● WHAT IS BEING ASKED:
Below are some records: retype them all exactly, but not the pictures.

[Stored items from a collection]
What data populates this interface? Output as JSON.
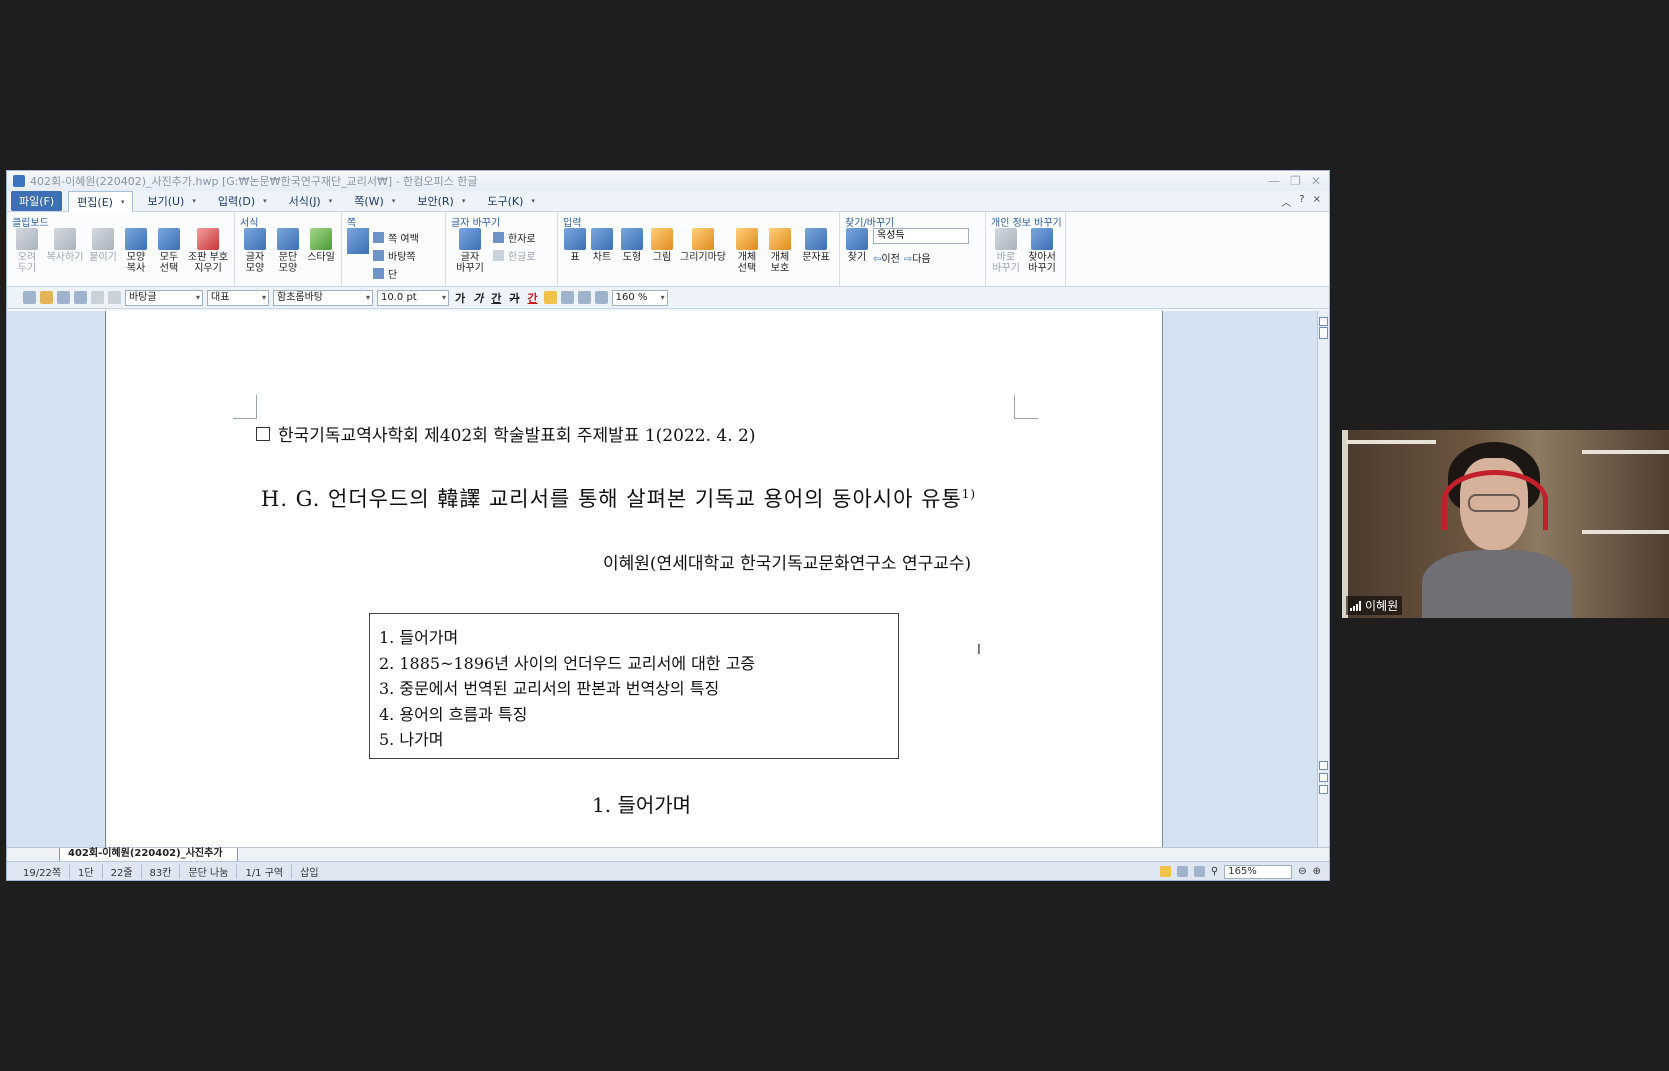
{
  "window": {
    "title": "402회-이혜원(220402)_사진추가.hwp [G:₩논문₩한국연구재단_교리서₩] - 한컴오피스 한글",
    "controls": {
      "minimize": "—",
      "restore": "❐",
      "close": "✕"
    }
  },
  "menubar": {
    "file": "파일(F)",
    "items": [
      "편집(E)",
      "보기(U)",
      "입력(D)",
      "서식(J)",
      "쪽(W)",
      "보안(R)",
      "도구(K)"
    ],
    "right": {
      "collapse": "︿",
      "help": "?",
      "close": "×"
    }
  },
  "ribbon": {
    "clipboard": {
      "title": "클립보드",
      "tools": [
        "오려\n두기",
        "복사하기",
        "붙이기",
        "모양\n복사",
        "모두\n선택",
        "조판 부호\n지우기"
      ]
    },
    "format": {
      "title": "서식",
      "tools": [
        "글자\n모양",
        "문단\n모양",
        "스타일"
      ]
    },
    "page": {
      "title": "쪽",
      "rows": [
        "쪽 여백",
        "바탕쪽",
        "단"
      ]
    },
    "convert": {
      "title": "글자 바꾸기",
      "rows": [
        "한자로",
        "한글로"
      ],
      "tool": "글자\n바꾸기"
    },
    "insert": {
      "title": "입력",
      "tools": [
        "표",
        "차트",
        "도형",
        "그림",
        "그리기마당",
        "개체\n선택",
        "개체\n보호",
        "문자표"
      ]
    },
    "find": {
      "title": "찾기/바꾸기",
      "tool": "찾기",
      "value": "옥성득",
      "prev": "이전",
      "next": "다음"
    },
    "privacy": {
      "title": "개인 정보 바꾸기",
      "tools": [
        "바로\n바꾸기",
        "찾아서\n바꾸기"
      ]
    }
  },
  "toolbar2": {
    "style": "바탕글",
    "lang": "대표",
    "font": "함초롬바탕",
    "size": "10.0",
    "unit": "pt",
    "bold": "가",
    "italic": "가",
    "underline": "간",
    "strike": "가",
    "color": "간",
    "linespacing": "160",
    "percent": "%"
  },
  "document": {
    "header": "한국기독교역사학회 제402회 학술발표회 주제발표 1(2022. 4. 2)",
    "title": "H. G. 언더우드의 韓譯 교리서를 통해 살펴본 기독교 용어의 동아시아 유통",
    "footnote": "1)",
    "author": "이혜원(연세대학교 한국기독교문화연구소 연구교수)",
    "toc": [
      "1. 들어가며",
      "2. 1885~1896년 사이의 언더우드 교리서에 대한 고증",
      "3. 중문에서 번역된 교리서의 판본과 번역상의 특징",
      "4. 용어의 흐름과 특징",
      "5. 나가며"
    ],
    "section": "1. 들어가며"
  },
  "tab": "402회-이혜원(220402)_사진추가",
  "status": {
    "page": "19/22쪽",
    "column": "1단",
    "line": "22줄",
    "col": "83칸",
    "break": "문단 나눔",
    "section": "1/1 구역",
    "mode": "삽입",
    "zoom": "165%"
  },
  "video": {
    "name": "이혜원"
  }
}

● TASK SOLUTION:
What data populates this interface? Output as JSON.
{
  "window": {
    "title": "402회-이혜원(220402)_사진추가.hwp [G:₩논문₩한국연구재단_교리서₩] - 한컴오피스 한글",
    "controls": {
      "minimize": "—",
      "restore": "❐",
      "close": "✕"
    }
  },
  "menubar": {
    "file": "파일(F)",
    "items": [
      "편집(E)",
      "보기(U)",
      "입력(D)",
      "서식(J)",
      "쪽(W)",
      "보안(R)",
      "도구(K)"
    ],
    "right": {
      "collapse": "︿",
      "help": "?",
      "close": "×"
    }
  },
  "ribbon": {
    "clipboard": {
      "title": "클립보드",
      "tools": [
        "오려\n두기",
        "복사하기",
        "붙이기",
        "모양\n복사",
        "모두\n선택",
        "조판 부호\n지우기"
      ]
    },
    "format": {
      "title": "서식",
      "tools": [
        "글자\n모양",
        "문단\n모양",
        "스타일"
      ]
    },
    "page": {
      "title": "쪽",
      "rows": [
        "쪽 여백",
        "바탕쪽",
        "단"
      ]
    },
    "convert": {
      "title": "글자 바꾸기",
      "rows": [
        "한자로",
        "한글로"
      ],
      "tool": "글자\n바꾸기"
    },
    "insert": {
      "title": "입력",
      "tools": [
        "표",
        "차트",
        "도형",
        "그림",
        "그리기마당",
        "개체\n선택",
        "개체\n보호",
        "문자표"
      ]
    },
    "find": {
      "title": "찾기/바꾸기",
      "tool": "찾기",
      "value": "옥성득",
      "prev": "이전",
      "next": "다음"
    },
    "privacy": {
      "title": "개인 정보 바꾸기",
      "tools": [
        "바로\n바꾸기",
        "찾아서\n바꾸기"
      ]
    }
  },
  "toolbar2": {
    "style": "바탕글",
    "lang": "대표",
    "font": "함초롬바탕",
    "size": "10.0",
    "unit": "pt",
    "bold": "가",
    "italic": "가",
    "underline": "간",
    "strike": "가",
    "color": "간",
    "linespacing": "160",
    "percent": "%"
  },
  "document": {
    "header": "한국기독교역사학회 제402회 학술발표회 주제발표 1(2022. 4. 2)",
    "title": "H. G. 언더우드의 韓譯 교리서를 통해 살펴본 기독교 용어의 동아시아 유통",
    "footnote": "1)",
    "author": "이혜원(연세대학교 한국기독교문화연구소 연구교수)",
    "toc": [
      "1. 들어가며",
      "2. 1885~1896년 사이의 언더우드 교리서에 대한 고증",
      "3. 중문에서 번역된 교리서의 판본과 번역상의 특징",
      "4. 용어의 흐름과 특징",
      "5. 나가며"
    ],
    "section": "1. 들어가며"
  },
  "tab": "402회-이혜원(220402)_사진추가",
  "status": {
    "page": "19/22쪽",
    "column": "1단",
    "line": "22줄",
    "col": "83칸",
    "break": "문단 나눔",
    "section": "1/1 구역",
    "mode": "삽입",
    "zoom": "165%"
  },
  "video": {
    "name": "이혜원"
  }
}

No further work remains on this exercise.